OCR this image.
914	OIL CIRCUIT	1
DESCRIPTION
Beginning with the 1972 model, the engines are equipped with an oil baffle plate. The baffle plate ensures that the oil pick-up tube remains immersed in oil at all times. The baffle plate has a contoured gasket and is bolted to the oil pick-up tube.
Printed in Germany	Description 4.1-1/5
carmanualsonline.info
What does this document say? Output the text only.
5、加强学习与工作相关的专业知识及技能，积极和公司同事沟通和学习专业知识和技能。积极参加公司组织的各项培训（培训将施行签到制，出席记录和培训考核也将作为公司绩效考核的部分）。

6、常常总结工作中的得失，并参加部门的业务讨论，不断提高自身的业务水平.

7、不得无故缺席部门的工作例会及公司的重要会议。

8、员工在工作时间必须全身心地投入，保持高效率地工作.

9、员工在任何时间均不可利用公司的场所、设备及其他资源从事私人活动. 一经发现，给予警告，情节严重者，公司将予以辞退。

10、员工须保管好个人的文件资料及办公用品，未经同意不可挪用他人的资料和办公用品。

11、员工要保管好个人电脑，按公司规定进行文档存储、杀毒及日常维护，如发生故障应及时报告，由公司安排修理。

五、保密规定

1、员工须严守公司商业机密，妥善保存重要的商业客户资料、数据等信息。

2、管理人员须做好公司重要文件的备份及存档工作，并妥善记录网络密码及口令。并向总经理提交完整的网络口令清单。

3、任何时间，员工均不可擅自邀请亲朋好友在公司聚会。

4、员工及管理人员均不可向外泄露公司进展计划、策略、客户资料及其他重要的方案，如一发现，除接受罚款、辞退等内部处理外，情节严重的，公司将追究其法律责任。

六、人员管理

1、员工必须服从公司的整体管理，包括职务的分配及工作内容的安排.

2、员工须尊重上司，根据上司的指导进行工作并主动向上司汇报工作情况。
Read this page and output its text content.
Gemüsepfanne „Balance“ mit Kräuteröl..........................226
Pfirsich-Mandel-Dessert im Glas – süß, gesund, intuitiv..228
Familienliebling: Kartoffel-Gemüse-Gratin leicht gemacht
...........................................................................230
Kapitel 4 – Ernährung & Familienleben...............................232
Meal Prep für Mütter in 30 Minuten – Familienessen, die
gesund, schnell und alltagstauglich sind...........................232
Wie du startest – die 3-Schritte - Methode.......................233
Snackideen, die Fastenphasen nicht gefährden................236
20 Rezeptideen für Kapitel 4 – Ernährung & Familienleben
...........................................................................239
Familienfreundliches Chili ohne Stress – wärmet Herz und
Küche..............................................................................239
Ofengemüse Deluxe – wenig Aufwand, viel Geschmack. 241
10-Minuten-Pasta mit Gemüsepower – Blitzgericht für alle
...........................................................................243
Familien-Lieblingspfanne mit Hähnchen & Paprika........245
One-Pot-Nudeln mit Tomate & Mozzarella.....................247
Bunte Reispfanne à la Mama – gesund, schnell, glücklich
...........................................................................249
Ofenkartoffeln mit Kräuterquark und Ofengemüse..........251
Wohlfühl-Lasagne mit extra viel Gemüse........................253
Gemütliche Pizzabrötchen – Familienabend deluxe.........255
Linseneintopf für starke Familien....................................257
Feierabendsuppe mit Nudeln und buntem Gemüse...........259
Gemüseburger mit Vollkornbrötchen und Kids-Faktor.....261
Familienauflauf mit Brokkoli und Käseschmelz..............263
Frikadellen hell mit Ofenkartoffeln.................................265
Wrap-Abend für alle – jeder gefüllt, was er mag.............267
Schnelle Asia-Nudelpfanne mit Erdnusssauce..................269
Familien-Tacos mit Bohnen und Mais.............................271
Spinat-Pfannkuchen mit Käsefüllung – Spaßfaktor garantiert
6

:::

- _BRIEF_
Take the lines above and retype all of them exactly.

- _PROBLEM SOLUTION_
OCR this image.
914	OIL CIRCUIT	1
DESCRIPTION
Beginning with the 1972 model, the engines are equipped with an oil baffle plate. The baffle plate ensures that the oil pick-up tube remains immersed in oil at all times. The baffle plate has a contoured gasket and is bolted to the oil pick-up tube.
Printed in Germany	Description 4.1-1/5
carmanualsonline.info
What does this document say? Output the text only.
5、加强学习与工作相关的专业知识及技能，积极和公司同事沟通和学习专业知识和技能。积极参加公司组织的各项培训（培训将施行签到制，出席记录和培训考核也将作为公司绩效考核的部分）。

6、常常总结工作中的得失，并参加部门的业务讨论，不断提高自身的业务水平.

7、不得无故缺席部门的工作例会及公司的重要会议。

8、员工在工作时间必须全身心地投入，保持高效率地工作.

9、员工在任何时间均不可利用公司的场所、设备及其他资源从事私人活动. 一经发现，给予警告，情节严重者，公司将予以辞退。

10、员工须保管好个人的文件资料及办公用品，未经同意不可挪用他人的资料和办公用品。

11、员工要保管好个人电脑，按公司规定进行文档存储、杀毒及日常维护，如发生故障应及时报告，由公司安排修理。

五、保密规定

1、员工须严守公司商业机密，妥善保存重要的商业客户资料、数据等信息。

2、管理人员须做好公司重要文件的备份及存档工作，并妥善记录网络密码及口令。并向总经理提交完整的网络口令清单。

3、任何时间，员工均不可擅自邀请亲朋好友在公司聚会。

4、员工及管理人员均不可向外泄露公司进展计划、策略、客户资料及其他重要的方案，如一发现，除接受罚款、辞退等内部处理外，情节严重的，公司将追究其法律责任。

六、人员管理

1、员工必须服从公司的整体管理，包括职务的分配及工作内容的安排.

2、员工须尊重上司，根据上司的指导进行工作并主动向上司汇报工作情况。
Read this page and output its text content.
Gemüsepfanne „Balance“ mit Kräuteröl..........................226
Pfirsich-Mandel-Dessert im Glas – süß, gesund, intuitiv..228
Familienliebling: Kartoffel-Gemüse-Gratin leicht gemacht
...........................................................................230
Kapitel 4 – Ernährung & Familienleben...............................232
Meal Prep für Mütter in 30 Minuten – Familienessen, die
gesund, schnell und alltagstauglich sind...........................232
Wie du startest – die 3-Schritte - Methode.......................233
Snackideen, die Fastenphasen nicht gefährden................236
20 Rezeptideen für Kapitel 4 – Ernährung & Familienleben
...........................................................................239
Familienfreundliches Chili ohne Stress – wärmet Herz und
Küche..............................................................................239
Ofengemüse Deluxe – wenig Aufwand, viel Geschmack. 241
10-Minuten-Pasta mit Gemüsepower – Blitzgericht für alle
...........................................................................243
Familien-Lieblingspfanne mit Hähnchen & Paprika........245
One-Pot-Nudeln mit Tomate & Mozzarella.....................247
Bunte Reispfanne à la Mama – gesund, schnell, glücklich
...........................................................................249
Ofenkartoffeln mit Kräuterquark und Ofengemüse..........251
Wohlfühl-Lasagne mit extra viel Gemüse........................253
Gemütliche Pizzabrötchen – Familienabend deluxe.........255
Linseneintopf für starke Familien....................................257
Feierabendsuppe mit Nudeln und buntem Gemüse...........259
Gemüseburger mit Vollkornbrötchen und Kids-Faktor.....261
Familienauflauf mit Brokkoli und Käseschmelz..............263
Frikadellen hell mit Ofenkartoffeln.................................265
Wrap-Abend für alle – jeder gefüllt, was er mag.............267
Schnelle Asia-Nudelpfanne mit Erdnusssauce..................269
Familien-Tacos mit Bohnen und Mais.............................271
Spinat-Pfannkuchen mit Käsefüllung – Spaßfaktor garantiert
6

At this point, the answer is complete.